* [Exercise requirements]
**1)** Render this sentence from the Old Mutual article in Spanish: "It is in the wake of Mr Kiarie's snub that the company announced that the long serving managing director of the asset management division, Mr Rick Ashley was also leaving in April."
**2)** Give a two-sentence summary of the Old Mutual article.

* [Document section]
========================
Business Daily (Nairobi)

Kenya: The Old Mutual Saga

James Makau

8 May 2008


As far as headhunting for the corner office goes, Old Mutual's botched attempt to poach a senior executive from rival British American Kenya will go down in history as the ultimate put down in corporate Kenya this year.

Picture this. Last October 2007, Old Mutual in a quiet, but surprising move announces that Mr Stewart Laird Henderson, the CEO of the Kenyan subsidiary is leaving.

The new leadership, from headquarters down in Johannesburg, in characteristic corporate politeness even offers a few kind words and plays a tribute to the man who has built the company from an also-ran to the top league.

Among Mr Henderson's achievements during his term is the acquisition of the country's largest asset management business from Barclays Bank, today with over Sh77 billion under its care and integrating it into local operations although its ran separately.

The exploits of the company in the unit business which delivered superior returns during the bull market on the Nairobi Stock Exchange has made Old Mutual one of the most talked about companies in many middle-class Kenyan homes, offices and social places.

With Mr Henderson's exit begins the hunt for a new chief in the local scene, which ends in February 2007 with the poaching of Mr Dominic Kiarie, the managing director of British American Asset Managers (BAAM), a subsidiary of the much bigger rival and a business controlled by billionaires Benson Wairegi, Jimnah Mbaru among other powerful and politically connected corporate chieftains.

All is quiet as Mr Kiarie, who had taken a month's leave from his employer as he served notice before ascending to the thrown at Old Mutual plays what is considered to be a premature April Fools joke on his new employers with the news that he had declined the job offer and would not report on April 1st as expected.

Then all the hell seems to break loose at Old Mutual-pointing to chaos that could have culminated with the exit of Mr Henderson in October.

It is in the wake of Mr Kiarie's snub that the company announced that the long serving managing director of the asset management division, Mr Rick Ashley was also leaving in April.
========================
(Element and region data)
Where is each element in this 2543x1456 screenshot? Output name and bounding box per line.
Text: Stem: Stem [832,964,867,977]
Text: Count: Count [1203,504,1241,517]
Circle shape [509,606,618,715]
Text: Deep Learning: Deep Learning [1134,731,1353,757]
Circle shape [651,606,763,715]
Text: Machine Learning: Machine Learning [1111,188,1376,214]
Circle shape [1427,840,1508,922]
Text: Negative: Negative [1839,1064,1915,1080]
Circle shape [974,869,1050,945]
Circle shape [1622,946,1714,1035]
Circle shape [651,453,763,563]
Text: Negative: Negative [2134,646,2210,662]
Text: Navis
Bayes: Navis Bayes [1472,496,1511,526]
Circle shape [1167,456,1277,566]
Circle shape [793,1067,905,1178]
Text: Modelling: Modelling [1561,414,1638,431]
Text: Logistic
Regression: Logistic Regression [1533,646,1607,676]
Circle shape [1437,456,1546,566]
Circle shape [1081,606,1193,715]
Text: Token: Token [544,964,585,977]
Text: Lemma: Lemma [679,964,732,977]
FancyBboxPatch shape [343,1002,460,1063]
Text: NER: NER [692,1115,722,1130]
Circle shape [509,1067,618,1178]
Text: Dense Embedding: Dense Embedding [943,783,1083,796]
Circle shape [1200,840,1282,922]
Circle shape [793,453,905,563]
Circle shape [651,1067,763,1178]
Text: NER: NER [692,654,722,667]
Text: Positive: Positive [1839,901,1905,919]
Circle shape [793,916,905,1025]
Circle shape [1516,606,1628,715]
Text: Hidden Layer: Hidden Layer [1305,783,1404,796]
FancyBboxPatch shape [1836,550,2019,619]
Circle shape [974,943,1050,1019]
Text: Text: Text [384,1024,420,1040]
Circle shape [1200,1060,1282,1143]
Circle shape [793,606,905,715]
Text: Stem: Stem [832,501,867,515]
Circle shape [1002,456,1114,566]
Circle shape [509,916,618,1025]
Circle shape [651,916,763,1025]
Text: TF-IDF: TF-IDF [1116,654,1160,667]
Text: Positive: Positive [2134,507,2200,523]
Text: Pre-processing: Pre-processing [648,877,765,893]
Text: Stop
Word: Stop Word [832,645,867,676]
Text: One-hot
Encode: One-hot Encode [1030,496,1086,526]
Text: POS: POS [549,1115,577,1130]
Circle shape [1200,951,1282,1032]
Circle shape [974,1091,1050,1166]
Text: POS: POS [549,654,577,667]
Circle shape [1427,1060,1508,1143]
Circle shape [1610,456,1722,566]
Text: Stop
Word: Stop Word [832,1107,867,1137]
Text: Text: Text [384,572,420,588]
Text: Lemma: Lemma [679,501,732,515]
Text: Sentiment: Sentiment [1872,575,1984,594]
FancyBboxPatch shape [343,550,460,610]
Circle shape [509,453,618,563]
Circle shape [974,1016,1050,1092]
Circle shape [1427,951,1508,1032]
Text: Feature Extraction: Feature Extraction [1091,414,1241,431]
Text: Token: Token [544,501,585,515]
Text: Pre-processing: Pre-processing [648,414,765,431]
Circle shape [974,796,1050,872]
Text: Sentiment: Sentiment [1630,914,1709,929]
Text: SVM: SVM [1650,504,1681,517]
========================
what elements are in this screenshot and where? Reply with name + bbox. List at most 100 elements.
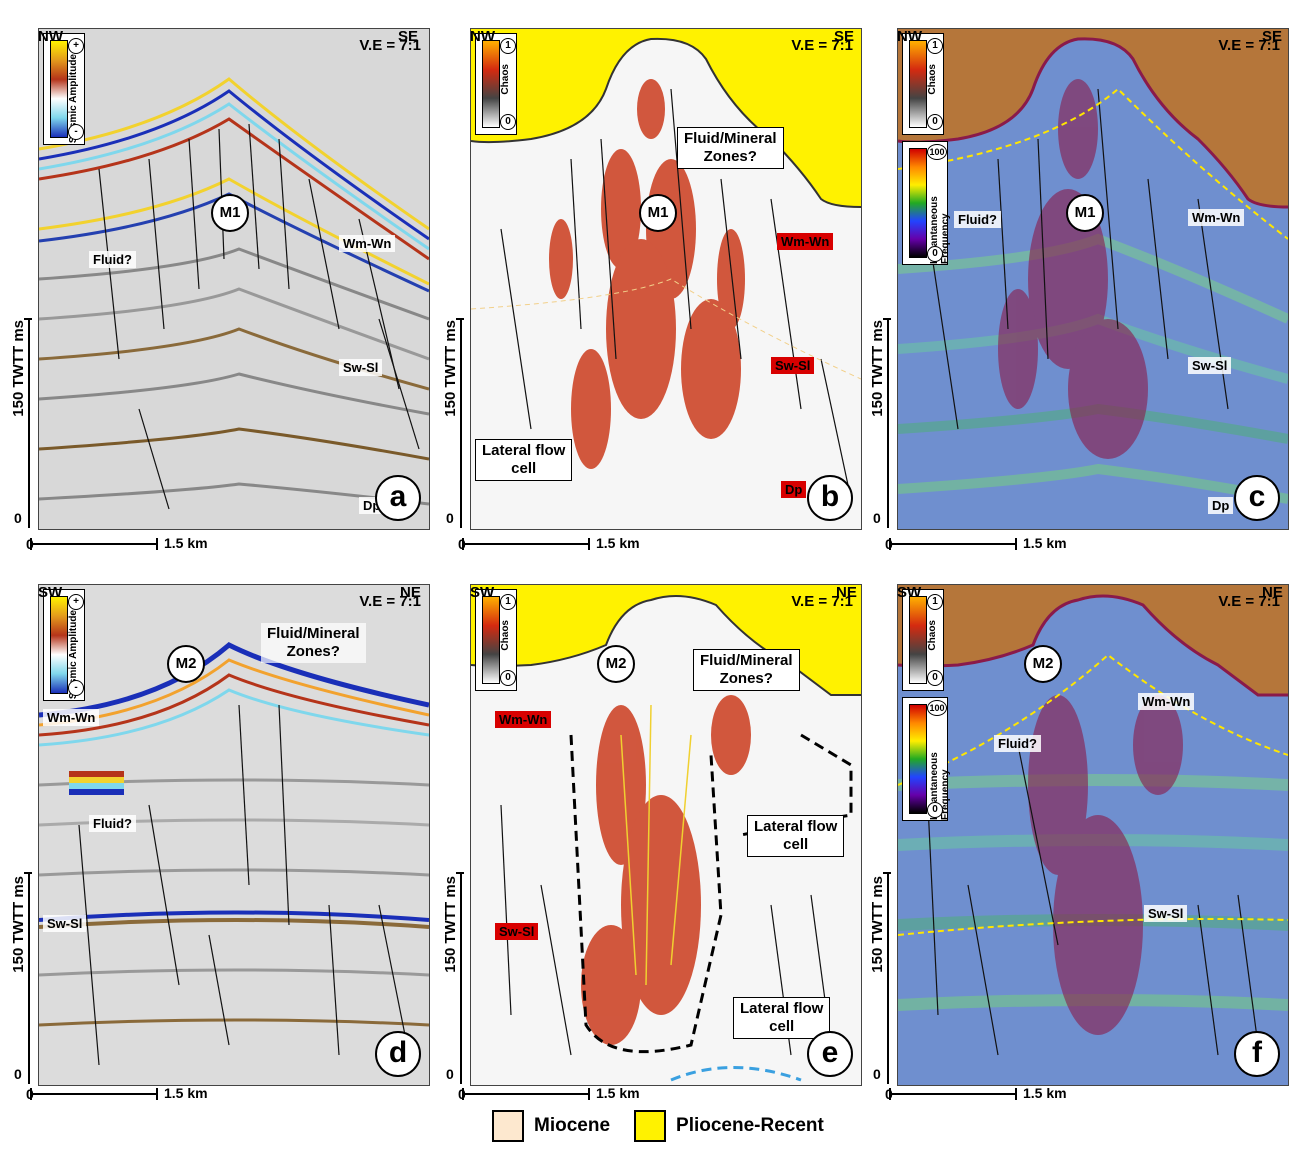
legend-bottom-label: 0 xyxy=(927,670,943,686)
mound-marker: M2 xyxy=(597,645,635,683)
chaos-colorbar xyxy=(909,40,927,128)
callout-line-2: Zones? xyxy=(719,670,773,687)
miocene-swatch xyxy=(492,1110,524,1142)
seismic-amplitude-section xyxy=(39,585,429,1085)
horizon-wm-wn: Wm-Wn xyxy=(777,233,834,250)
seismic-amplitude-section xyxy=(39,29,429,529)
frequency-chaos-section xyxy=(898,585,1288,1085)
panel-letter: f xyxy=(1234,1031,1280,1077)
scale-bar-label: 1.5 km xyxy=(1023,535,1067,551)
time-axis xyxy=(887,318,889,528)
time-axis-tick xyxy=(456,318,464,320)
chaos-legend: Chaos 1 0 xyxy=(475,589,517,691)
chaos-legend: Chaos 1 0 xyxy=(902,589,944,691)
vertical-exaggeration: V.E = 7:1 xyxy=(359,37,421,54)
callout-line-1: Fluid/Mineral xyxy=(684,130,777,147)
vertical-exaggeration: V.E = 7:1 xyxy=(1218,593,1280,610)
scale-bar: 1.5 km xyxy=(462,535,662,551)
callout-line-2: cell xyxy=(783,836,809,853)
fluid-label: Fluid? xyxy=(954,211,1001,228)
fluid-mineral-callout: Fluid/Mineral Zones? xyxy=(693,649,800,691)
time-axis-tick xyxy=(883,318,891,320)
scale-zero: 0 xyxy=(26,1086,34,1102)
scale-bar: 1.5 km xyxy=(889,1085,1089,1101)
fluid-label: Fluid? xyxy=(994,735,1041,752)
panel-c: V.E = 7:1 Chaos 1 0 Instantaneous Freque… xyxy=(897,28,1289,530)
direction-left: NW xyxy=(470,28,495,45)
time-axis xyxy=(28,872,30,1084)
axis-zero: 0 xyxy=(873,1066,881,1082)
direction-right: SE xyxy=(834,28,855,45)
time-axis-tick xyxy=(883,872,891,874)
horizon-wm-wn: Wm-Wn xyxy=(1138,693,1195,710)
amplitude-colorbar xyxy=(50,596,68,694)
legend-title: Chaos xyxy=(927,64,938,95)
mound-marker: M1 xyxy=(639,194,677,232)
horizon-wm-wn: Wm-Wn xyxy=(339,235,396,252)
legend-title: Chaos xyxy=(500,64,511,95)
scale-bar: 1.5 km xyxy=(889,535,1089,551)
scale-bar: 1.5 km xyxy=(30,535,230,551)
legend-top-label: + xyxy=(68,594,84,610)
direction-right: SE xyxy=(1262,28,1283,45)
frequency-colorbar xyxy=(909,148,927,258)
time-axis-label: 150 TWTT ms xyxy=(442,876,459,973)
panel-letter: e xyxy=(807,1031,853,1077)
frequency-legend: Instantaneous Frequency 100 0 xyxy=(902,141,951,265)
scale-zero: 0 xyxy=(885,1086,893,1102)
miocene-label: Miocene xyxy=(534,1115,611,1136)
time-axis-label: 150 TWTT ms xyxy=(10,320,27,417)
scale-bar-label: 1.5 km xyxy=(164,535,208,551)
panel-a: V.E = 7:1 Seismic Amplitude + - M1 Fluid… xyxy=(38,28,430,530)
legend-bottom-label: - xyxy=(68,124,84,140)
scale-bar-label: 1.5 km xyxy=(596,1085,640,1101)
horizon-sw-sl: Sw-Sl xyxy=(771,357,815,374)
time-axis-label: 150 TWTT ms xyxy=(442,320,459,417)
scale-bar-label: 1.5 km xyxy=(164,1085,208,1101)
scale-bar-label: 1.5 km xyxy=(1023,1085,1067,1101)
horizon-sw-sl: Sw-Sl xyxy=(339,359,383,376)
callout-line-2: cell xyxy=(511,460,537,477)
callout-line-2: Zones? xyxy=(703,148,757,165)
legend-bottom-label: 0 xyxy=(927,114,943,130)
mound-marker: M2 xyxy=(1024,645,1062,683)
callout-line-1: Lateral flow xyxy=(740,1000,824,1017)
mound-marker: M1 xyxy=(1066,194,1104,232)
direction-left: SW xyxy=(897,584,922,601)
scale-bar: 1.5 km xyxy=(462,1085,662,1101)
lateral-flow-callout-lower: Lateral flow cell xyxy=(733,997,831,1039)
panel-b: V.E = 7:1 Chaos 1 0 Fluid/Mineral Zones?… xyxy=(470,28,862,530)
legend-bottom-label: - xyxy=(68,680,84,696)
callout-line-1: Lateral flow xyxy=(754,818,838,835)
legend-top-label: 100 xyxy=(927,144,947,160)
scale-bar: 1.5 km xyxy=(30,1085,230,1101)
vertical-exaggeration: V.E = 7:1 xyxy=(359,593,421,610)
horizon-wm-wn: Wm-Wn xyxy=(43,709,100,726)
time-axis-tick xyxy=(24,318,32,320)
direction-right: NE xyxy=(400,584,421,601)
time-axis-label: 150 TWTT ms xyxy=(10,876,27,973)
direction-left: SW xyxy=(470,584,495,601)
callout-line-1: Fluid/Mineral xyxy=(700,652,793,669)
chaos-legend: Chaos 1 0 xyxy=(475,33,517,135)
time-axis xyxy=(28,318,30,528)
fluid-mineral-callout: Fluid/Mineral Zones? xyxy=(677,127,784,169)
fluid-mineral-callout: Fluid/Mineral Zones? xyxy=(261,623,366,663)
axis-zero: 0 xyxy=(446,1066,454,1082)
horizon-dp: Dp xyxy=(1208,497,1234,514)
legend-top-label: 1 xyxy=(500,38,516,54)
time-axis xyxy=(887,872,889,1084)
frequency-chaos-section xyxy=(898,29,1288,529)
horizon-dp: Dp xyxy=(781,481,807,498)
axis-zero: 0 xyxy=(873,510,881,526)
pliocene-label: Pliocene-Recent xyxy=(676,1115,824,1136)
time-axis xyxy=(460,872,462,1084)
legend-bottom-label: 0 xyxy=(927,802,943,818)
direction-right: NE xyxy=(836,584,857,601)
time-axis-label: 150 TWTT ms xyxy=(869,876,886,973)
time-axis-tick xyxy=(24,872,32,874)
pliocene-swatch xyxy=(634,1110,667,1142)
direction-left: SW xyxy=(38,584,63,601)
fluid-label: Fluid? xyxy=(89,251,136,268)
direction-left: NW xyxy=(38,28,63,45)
========================
* [The replies]
**1)** Es a raíz del desaire del Sr. Kiarie cuando la empresa anunció que el veterano director general de la división de gestión de activos, el Sr. Rick Ashley, también se marchaba en abril.

**2)** After Old Mutual announced that Stewart Laird Henderson, CEO of its Kenyan subsidiary, was leaving, it hired Dominic Kiarie, managing director of British American Asset Managers, but he declined the offer and did not report as expected. In the wake of that snub, the company announced that Rick Ashley, long-serving managing director of its asset management division, was also leaving.